Goal of the exercise
Set out each line from the following listing that includes the word "name".

====== Dataset records ======

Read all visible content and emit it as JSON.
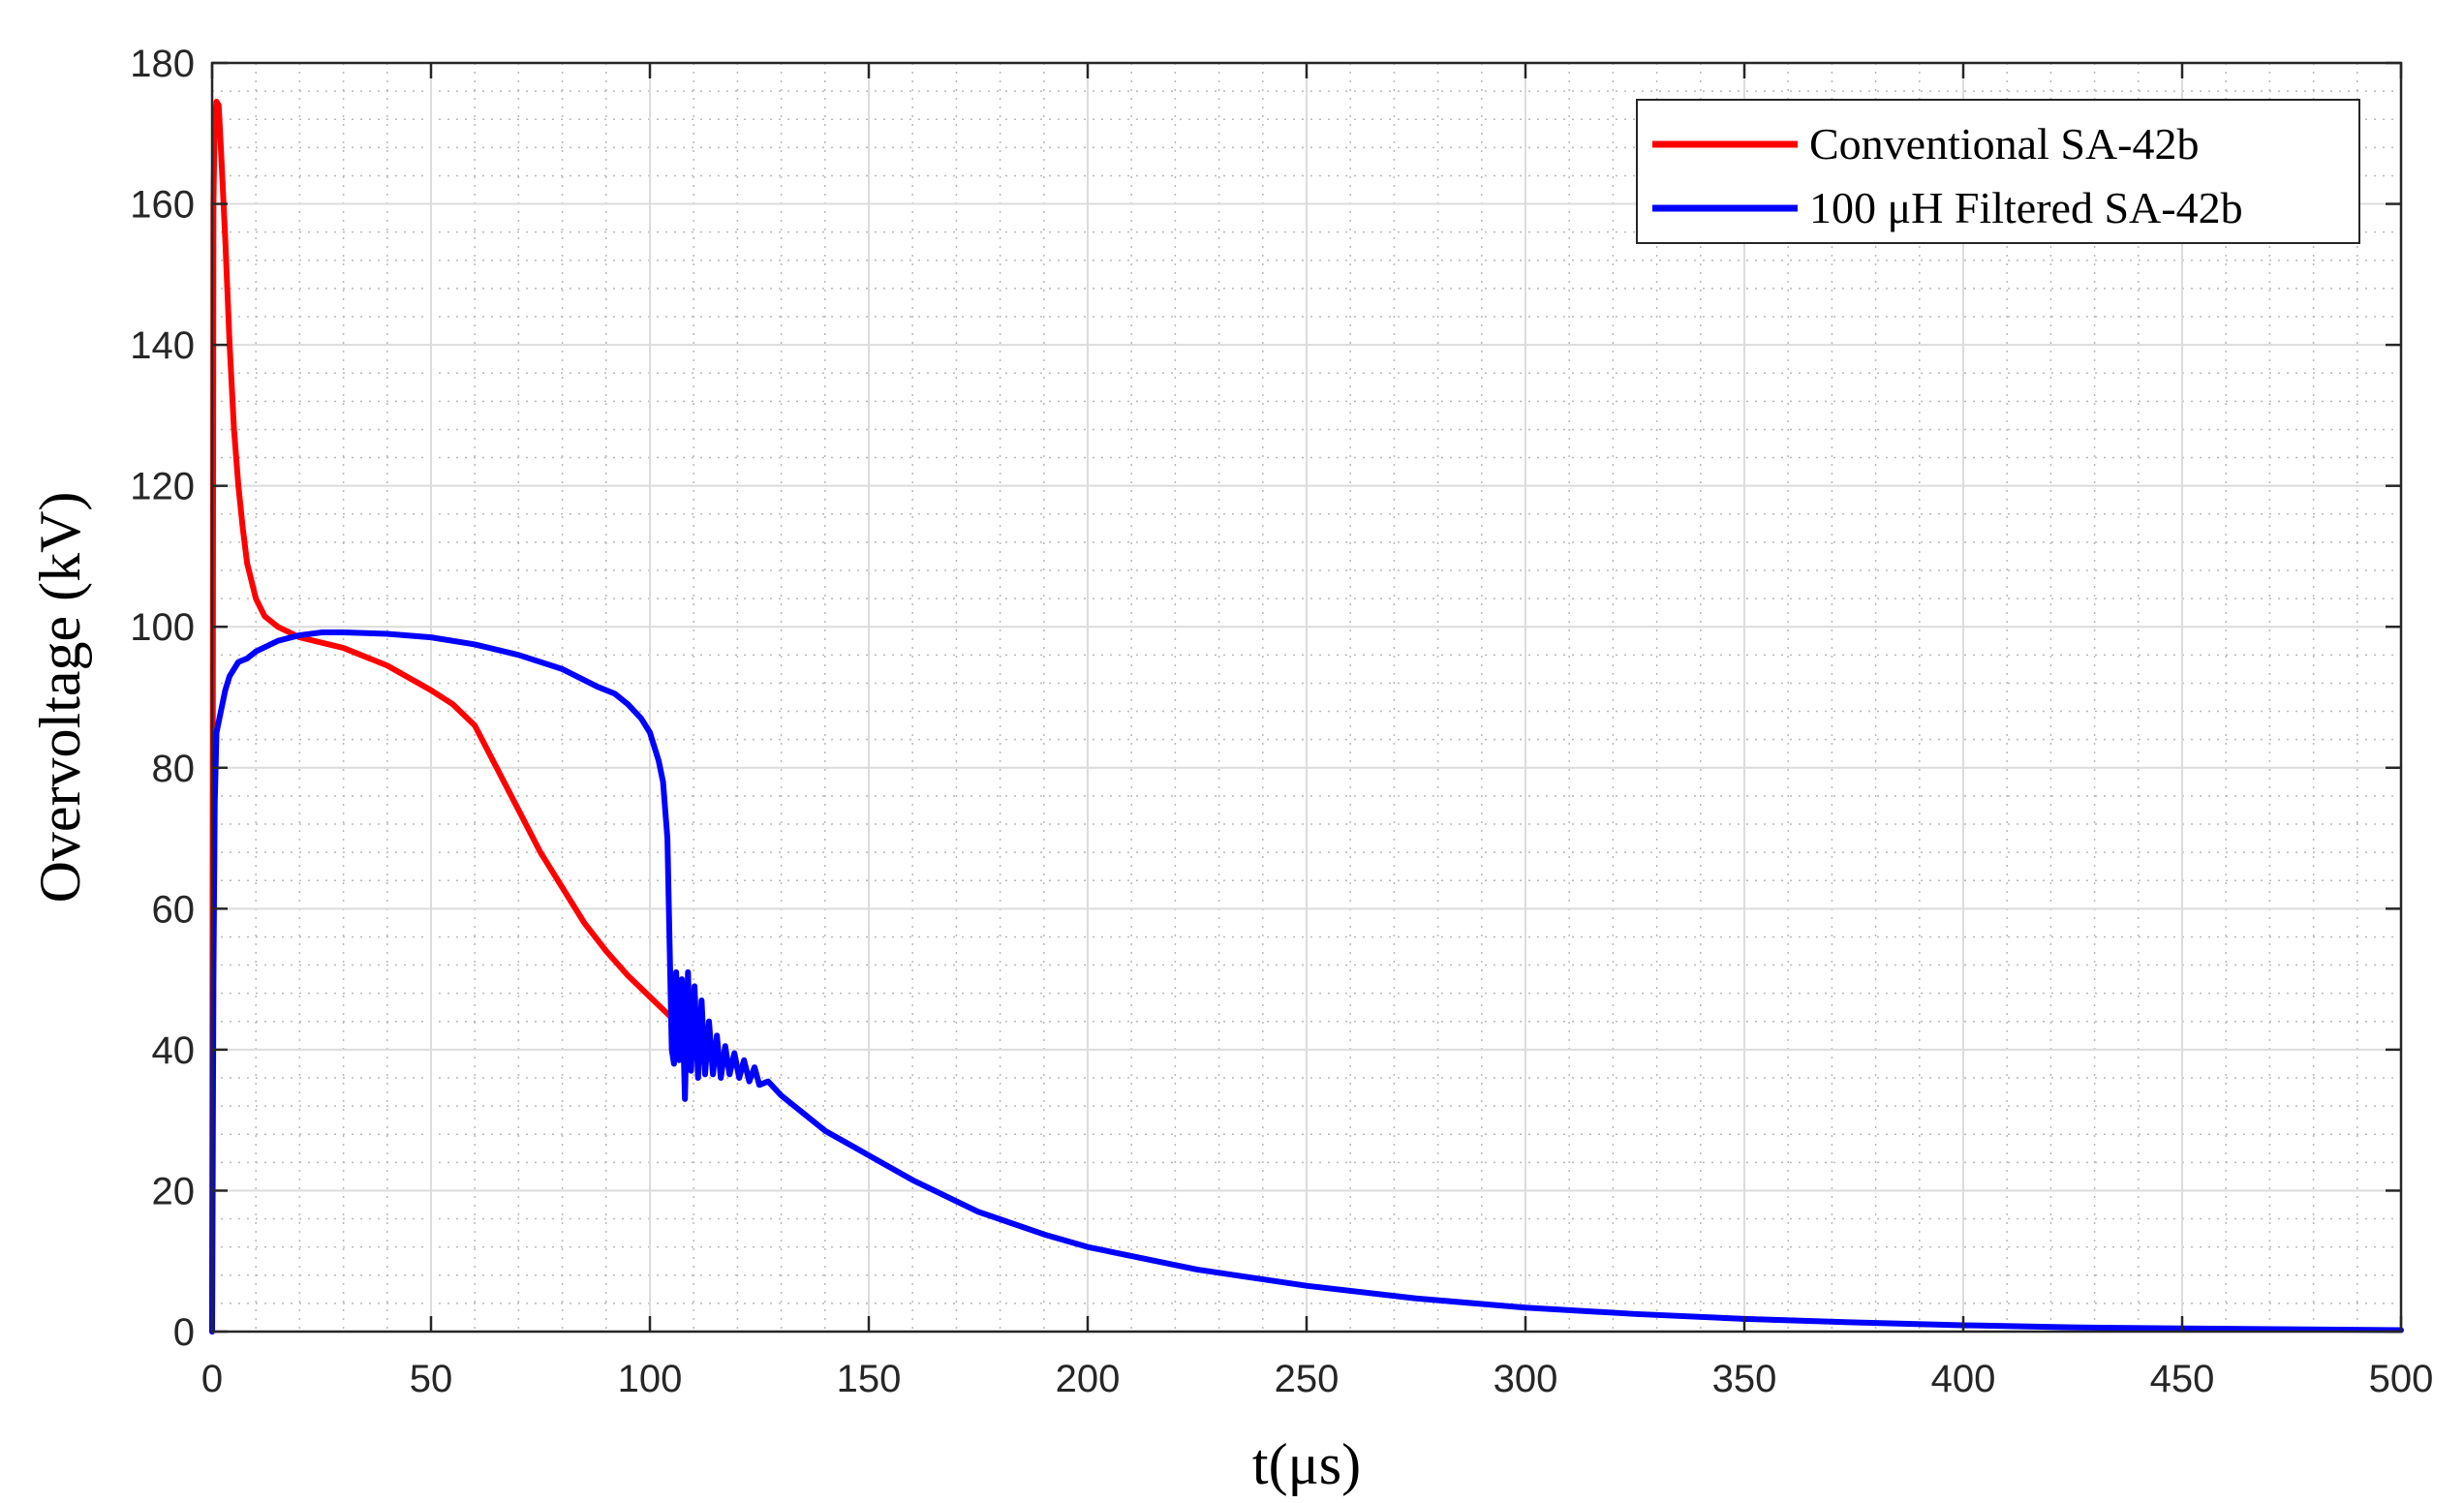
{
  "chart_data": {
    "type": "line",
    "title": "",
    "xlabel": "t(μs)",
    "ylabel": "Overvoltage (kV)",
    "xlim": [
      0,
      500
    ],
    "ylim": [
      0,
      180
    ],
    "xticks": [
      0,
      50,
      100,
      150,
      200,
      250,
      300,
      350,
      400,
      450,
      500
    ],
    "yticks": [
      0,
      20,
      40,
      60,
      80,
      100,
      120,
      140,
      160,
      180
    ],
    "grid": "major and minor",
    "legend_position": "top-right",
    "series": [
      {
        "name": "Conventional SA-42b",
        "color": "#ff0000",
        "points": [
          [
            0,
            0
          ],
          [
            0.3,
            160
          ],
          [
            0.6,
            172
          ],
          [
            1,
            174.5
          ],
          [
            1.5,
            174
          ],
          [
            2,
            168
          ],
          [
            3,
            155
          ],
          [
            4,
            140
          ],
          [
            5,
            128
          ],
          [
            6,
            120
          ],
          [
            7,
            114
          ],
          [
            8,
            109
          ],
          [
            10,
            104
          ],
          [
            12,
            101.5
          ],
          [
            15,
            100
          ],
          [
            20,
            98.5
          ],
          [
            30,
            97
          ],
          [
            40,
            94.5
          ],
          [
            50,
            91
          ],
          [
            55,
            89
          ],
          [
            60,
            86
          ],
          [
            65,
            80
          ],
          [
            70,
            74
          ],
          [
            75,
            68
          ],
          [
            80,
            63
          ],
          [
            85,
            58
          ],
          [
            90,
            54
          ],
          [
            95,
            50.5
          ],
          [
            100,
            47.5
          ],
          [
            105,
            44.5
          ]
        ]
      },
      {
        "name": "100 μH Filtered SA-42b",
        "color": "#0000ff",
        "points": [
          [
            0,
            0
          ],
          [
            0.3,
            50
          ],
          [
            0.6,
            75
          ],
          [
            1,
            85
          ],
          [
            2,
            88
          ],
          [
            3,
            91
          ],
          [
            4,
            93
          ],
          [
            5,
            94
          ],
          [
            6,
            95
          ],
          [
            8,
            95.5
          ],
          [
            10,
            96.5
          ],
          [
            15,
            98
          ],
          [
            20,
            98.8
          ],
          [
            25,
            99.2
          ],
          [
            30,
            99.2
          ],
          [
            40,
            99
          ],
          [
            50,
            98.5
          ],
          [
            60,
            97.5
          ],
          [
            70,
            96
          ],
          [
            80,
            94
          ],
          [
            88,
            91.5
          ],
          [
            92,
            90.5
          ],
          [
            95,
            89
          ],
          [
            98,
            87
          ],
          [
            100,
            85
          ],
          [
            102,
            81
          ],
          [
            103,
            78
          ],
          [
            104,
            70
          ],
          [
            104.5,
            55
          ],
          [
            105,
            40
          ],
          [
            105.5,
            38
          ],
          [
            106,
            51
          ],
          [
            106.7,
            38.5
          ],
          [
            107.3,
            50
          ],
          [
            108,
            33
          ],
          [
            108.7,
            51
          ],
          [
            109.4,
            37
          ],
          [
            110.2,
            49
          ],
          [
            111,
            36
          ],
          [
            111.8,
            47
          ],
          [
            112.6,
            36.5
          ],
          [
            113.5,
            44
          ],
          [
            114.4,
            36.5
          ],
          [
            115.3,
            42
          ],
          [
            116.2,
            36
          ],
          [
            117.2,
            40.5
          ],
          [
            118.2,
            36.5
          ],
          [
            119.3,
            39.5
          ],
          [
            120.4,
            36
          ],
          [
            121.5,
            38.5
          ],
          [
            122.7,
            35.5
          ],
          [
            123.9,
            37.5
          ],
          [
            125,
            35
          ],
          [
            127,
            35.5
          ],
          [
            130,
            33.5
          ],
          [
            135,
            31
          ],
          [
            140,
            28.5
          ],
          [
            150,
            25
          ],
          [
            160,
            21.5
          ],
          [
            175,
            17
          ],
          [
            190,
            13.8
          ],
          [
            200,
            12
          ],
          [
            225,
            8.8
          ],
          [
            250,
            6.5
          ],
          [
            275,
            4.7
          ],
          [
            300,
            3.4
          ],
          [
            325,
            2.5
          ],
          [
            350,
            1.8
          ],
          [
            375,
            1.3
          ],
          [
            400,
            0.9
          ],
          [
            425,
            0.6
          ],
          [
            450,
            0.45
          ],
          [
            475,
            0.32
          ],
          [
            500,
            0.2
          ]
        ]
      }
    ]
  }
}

======

Response below
        "name": "Conventional SA-42b",
        "name": "100 μH Filtered SA-42b",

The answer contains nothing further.